▶ **Exercise**: Find the word "Waist" in the listing; pull out each line holding it.

▶ **The input**:
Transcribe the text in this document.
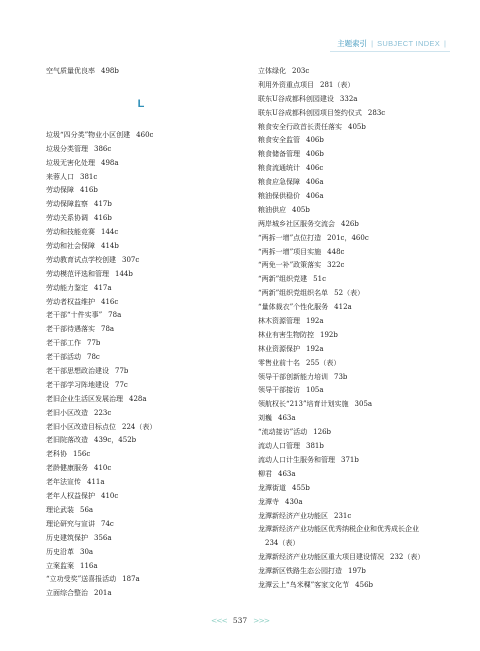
主题索引 | SUBJECT INDEX |
空气质量优良率 498b
L
垃圾“四分类”物业小区创建 460c
垃圾分类管理 386c
垃圾无害化处理 498a
来蓉人口 381c
劳动保障 416b
劳动保障监察 417b
劳动关系协调 416b
劳动和技能竞赛 144c
劳动和社会保障 414b
劳动教育试点学校创建 307c
劳动模范评选和管理 144b
劳动能力鉴定 417a
劳动者权益维护 416c
老干部“十件实事” 78a
老干部待遇落实 78a
老干部工作 77b
老干部活动 78c
老干部思想政治建设 77b
老干部学习阵地建设 77c
老旧企业生活区发展治理 428a
老旧小区改造 223c
老旧小区改造目标点位 224（表）
老旧院落改造 439c，452b
老科协 156c
老龄健康服务 410c
老年法宣传 411a
老年人权益保护 410c
理论武装 56a
理论研究与宣讲 74c
历史建筑保护 356a
历史沿革 30a
立案监案 116a
“立功受奖”送喜报活动 187a
立面综合整治 201a
立体绿化 203c
利用外资重点项目 281（表）
联东U谷成都科创园建设 332a
联东U谷成都科创园项目签约仪式 283c
粮食安全行政首长责任落实 405b
粮食安全监管 406b
粮食储备管理 406b
粮食流通统计 406c
粮食应急保障 406a
粮油保供稳价 406a
粮油供应 405b
两岸城乡社区服务交流会 426b
“两拆一增”点位打造 201c，460c
“两拆一增”项目实施 448c
“两免一补”政策落实 322c
“两新”组织党建 51c
“两新”组织党组织名单 52（表）
“量体裁衣”个性化服务 412a
林木资源管理 192a
林业有害生物防控 192b
林业资源保护 192a
零售业前十名 255（表）
领导干部创新能力培训 73b
领导干部接访 105a
领航权长“213”培育计划实施 305a
刘巍 463a
“流动接访”活动 126b
流动人口管理 381b
流动人口计生服务和管理 371b
柳君 463a
龙潭街道 455b
龙潭寺 430a
龙潭新经济产业功能区 231c
龙潭新经济产业功能区优秀纳税企业和优秀成长企业
234（表）
龙潭新经济产业功能区重大项目建设情况 232（表）
龙潭新区铁路生态公园打造 197b
龙潭云上“鸟米稞”客家文化节 456b
<<< 537 >>>
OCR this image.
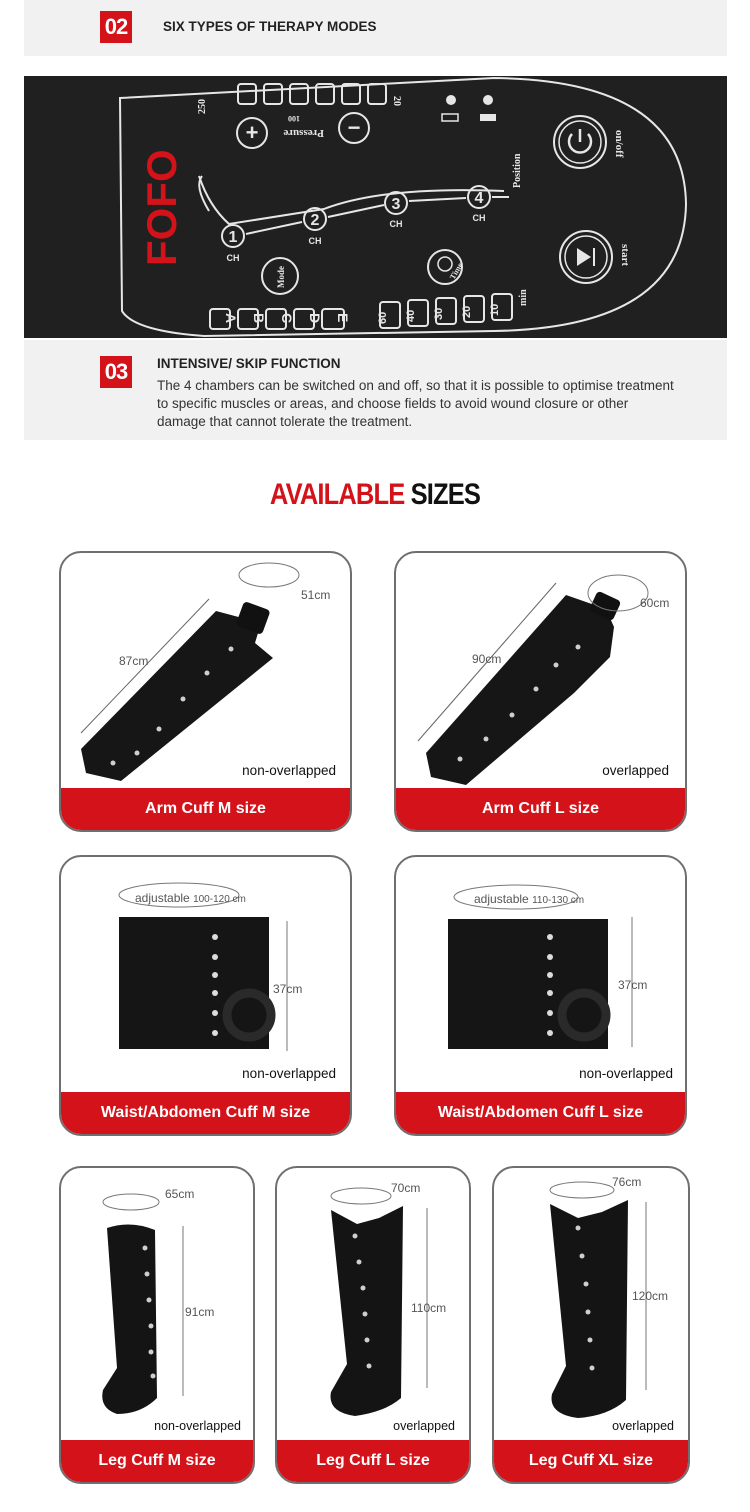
02	SIX TYPES OF THERAPY MODES
+	−
FOFO
250	20
100
Pressure
Position
on/off
start
Mode	Time
min
1
2
3	4
CH
CH
CH
CH
A B C D E 60 40 30 20 10
03	INTENSIVE/ SKIP FUNCTION
The 4 chambers can be switched on and off, so that it is possible to optimise treatment to specific muscles or areas, and choose fields to avoid wound closure or other damage that cannot tolerate the treatment.
AVAILABLE SIZES
87cm
51cm
non-overlapped
Arm Cuff M size
90cm
60cm
overlapped
Arm Cuff L size
adjustable 100-120 cm
37cm
non-overlapped
Waist/Abdomen Cuff M size
adjustable 110-130 cm
37cm
non-overlapped
Waist/Abdomen Cuff L size
65cm
91cm
non-overlapped
Leg Cuff M size
70cm
110cm
overlapped
Leg Cuff L size
76cm
120cm
overlapped
Leg Cuff XL size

▶ **Worked answer**:
Waist/Abdomen Cuff M size
Waist/Abdomen Cuff L size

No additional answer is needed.